WRITTEN PROBLEM: Go through the records and show each line where the word "Night" occurs.

DATA SHOWN:
╭──

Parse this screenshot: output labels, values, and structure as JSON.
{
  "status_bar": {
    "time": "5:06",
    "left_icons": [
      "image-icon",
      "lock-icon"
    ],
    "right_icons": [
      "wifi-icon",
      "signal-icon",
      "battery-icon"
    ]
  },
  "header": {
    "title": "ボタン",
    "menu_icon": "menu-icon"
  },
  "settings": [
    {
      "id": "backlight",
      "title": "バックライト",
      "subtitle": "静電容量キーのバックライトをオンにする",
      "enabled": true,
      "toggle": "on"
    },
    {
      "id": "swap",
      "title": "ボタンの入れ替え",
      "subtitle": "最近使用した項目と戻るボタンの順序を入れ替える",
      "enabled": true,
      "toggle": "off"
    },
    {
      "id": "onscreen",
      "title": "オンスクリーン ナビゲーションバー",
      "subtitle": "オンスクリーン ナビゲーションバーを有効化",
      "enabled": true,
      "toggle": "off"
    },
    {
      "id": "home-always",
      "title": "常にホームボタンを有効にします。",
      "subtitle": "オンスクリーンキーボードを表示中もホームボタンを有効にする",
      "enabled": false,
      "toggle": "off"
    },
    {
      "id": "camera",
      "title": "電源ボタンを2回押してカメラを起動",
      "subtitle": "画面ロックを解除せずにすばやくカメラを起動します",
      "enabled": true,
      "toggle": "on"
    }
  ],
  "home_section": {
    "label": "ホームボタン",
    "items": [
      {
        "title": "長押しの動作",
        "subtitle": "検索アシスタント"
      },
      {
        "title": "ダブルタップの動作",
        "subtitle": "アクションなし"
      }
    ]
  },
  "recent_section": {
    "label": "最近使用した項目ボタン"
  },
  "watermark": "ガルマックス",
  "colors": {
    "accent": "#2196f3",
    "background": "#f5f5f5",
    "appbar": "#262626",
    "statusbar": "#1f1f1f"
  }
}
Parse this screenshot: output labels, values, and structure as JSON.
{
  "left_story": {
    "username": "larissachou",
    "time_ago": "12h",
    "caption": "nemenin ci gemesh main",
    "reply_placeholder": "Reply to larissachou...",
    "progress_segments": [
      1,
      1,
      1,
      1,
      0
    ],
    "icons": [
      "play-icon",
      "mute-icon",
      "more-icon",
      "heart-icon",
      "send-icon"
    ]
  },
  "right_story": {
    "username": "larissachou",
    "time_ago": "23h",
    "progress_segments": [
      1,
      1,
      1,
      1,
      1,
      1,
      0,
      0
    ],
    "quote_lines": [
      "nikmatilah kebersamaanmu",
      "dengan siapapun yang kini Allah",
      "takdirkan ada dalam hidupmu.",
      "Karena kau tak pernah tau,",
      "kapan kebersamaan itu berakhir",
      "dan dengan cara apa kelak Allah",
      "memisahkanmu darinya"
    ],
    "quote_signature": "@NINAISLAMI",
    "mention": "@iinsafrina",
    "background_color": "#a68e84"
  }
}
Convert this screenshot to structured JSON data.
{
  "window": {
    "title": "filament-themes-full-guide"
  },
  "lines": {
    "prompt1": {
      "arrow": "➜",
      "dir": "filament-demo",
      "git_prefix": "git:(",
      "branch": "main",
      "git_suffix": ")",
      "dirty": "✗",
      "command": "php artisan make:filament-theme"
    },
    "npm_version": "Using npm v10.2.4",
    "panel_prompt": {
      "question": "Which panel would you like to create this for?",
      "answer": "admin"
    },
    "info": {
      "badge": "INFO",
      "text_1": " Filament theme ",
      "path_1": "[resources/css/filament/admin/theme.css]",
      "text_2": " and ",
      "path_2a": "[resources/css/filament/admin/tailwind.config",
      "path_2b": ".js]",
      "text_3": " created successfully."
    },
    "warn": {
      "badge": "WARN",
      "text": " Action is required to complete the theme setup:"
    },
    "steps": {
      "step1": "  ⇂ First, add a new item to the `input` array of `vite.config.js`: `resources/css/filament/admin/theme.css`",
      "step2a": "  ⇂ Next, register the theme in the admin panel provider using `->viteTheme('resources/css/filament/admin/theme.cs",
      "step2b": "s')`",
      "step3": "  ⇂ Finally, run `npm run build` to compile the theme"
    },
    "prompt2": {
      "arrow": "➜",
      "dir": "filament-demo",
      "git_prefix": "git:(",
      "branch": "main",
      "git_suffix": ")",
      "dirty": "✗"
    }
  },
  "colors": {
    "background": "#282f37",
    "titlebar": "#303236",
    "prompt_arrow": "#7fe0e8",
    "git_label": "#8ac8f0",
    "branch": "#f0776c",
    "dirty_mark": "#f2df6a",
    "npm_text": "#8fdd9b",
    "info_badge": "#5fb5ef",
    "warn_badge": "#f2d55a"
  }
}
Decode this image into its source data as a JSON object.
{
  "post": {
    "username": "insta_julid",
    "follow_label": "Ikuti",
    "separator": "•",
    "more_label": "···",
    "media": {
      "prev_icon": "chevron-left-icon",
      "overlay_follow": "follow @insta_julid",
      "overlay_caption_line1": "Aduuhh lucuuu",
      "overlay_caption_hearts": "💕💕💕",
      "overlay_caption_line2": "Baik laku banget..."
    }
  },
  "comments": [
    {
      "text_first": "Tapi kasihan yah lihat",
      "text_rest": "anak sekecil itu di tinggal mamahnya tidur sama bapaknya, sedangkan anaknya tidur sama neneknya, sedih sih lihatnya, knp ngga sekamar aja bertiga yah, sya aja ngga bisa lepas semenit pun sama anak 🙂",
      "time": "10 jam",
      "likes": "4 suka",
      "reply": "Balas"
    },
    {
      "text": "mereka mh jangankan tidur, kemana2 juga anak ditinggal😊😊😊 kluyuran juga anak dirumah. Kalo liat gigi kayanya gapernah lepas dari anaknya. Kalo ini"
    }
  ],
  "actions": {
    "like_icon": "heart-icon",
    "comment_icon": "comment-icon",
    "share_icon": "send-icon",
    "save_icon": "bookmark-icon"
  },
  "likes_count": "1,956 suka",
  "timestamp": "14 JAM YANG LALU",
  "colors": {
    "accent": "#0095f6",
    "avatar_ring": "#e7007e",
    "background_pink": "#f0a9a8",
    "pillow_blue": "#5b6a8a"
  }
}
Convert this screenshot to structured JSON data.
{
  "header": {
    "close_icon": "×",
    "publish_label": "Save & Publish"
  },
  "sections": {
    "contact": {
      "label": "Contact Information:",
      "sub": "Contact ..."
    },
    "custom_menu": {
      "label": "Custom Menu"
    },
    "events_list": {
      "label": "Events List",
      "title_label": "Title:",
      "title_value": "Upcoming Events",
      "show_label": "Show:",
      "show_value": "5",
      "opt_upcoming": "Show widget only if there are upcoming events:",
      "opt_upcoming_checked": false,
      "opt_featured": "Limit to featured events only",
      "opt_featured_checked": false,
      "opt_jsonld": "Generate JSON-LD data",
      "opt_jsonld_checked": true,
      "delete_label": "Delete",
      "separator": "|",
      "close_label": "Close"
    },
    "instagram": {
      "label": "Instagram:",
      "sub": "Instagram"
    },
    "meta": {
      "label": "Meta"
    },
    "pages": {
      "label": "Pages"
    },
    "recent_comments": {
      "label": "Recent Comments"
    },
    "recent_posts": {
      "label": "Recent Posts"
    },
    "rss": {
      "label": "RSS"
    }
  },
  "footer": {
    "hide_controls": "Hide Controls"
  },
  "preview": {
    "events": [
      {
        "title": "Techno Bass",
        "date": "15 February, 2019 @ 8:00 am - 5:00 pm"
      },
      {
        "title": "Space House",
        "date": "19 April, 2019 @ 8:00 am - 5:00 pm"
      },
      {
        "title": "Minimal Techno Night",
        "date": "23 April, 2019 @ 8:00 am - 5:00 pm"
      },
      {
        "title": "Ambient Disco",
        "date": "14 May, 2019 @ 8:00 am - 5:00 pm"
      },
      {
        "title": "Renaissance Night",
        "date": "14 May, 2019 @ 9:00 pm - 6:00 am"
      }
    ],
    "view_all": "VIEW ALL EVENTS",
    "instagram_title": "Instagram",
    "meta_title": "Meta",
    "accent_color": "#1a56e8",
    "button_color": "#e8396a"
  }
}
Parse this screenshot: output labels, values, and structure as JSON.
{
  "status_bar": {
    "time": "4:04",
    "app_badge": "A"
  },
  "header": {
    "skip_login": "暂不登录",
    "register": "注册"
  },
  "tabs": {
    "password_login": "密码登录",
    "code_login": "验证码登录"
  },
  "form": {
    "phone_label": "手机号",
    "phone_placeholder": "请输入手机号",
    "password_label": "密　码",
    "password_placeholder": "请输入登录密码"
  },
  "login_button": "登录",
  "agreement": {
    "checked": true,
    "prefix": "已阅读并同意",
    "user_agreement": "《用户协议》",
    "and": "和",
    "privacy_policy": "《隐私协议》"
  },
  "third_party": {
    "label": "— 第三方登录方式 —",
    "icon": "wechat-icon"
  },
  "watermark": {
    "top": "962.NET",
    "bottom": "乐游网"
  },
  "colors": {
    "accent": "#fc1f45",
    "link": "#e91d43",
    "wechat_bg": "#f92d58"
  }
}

╰──

EXPECTED ANSWER:
        "title": "Minimal Techno Night",
        "title": "Renaissance Night",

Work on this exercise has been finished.